### PROVIDED INFORMATION ###
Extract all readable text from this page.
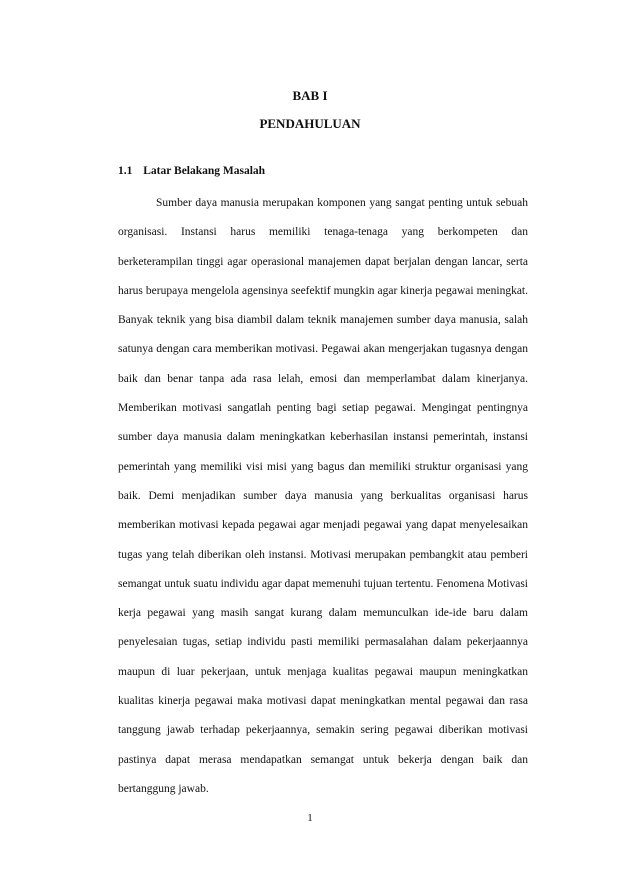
BAB I
PENDAHULUAN
1.1 Latar Belakang Masalah

Sumber daya manusia merupakan komponen yang sangat penting untuk sebuah organisasi. Instansi harus memiliki tenaga-tenaga yang berkompeten dan berketerampilan tinggi agar operasional manajemen dapat berjalan dengan lancar, serta harus berupaya mengelola agensinya seefektif mungkin agar kinerja pegawai meningkat. Banyak teknik yang bisa diambil dalam teknik manajemen sumber daya manusia, salah satunya dengan cara memberikan motivasi. Pegawai akan mengerjakan tugasnya dengan baik dan benar tanpa ada rasa lelah, emosi dan memperlambat dalam kinerjanya. Memberikan motivasi sangatlah penting bagi setiap pegawai. Mengingat pentingnya sumber daya manusia dalam meningkatkan keberhasilan instansi pemerintah, instansi pemerintah yang memiliki visi misi yang bagus dan memiliki struktur organisasi yang baik. Demi menjadikan sumber daya manusia yang berkualitas organisasi harus memberikan motivasi kepada pegawai agar menjadi pegawai yang dapat menyelesaikan tugas yang telah diberikan oleh instansi. Motivasi merupakan pembangkit atau pemberi semangat untuk suatu individu agar dapat memenuhi tujuan tertentu. Fenomena Motivasi kerja pegawai yang masih sangat kurang dalam memunculkan ide-ide baru dalam penyelesaian tugas, setiap individu pasti memiliki permasalahan dalam pekerjaannya maupun di luar pekerjaan, untuk menjaga kualitas pegawai maupun meningkatkan kualitas kinerja pegawai maka motivasi dapat meningkatkan mental pegawai dan rasa tanggung jawab terhadap pekerjaannya, semakin sering pegawai diberikan motivasi pastinya dapat merasa mendapatkan semangat untuk bekerja dengan baik dan bertanggung jawab.

1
###
-- THE PROBLEM --
Omit all pictures while transcribing the entries verbatim.

-- WRITTEN RESPONSE --
Extract all readable text from this page.
BAB I
PENDAHULUAN
1.1 Latar Belakang Masalah

Sumber daya manusia merupakan komponen yang sangat penting untuk sebuah organisasi. Instansi harus memiliki tenaga-tenaga yang berkompeten dan berketerampilan tinggi agar operasional manajemen dapat berjalan dengan lancar, serta harus berupaya mengelola agensinya seefektif mungkin agar kinerja pegawai meningkat. Banyak teknik yang bisa diambil dalam teknik manajemen sumber daya manusia, salah satunya dengan cara memberikan motivasi. Pegawai akan mengerjakan tugasnya dengan baik dan benar tanpa ada rasa lelah, emosi dan memperlambat dalam kinerjanya. Memberikan motivasi sangatlah penting bagi setiap pegawai. Mengingat pentingnya sumber daya manusia dalam meningkatkan keberhasilan instansi pemerintah, instansi pemerintah yang memiliki visi misi yang bagus dan memiliki struktur organisasi yang baik. Demi menjadikan sumber daya manusia yang berkualitas organisasi harus memberikan motivasi kepada pegawai agar menjadi pegawai yang dapat menyelesaikan tugas yang telah diberikan oleh instansi. Motivasi merupakan pembangkit atau pemberi semangat untuk suatu individu agar dapat memenuhi tujuan tertentu. Fenomena Motivasi kerja pegawai yang masih sangat kurang dalam memunculkan ide-ide baru dalam penyelesaian tugas, setiap individu pasti memiliki permasalahan dalam pekerjaannya maupun di luar pekerjaan, untuk menjaga kualitas pegawai maupun meningkatkan kualitas kinerja pegawai maka motivasi dapat meningkatkan mental pegawai dan rasa tanggung jawab terhadap pekerjaannya, semakin sering pegawai diberikan motivasi pastinya dapat merasa mendapatkan semangat untuk bekerja dengan baik dan bertanggung jawab.

1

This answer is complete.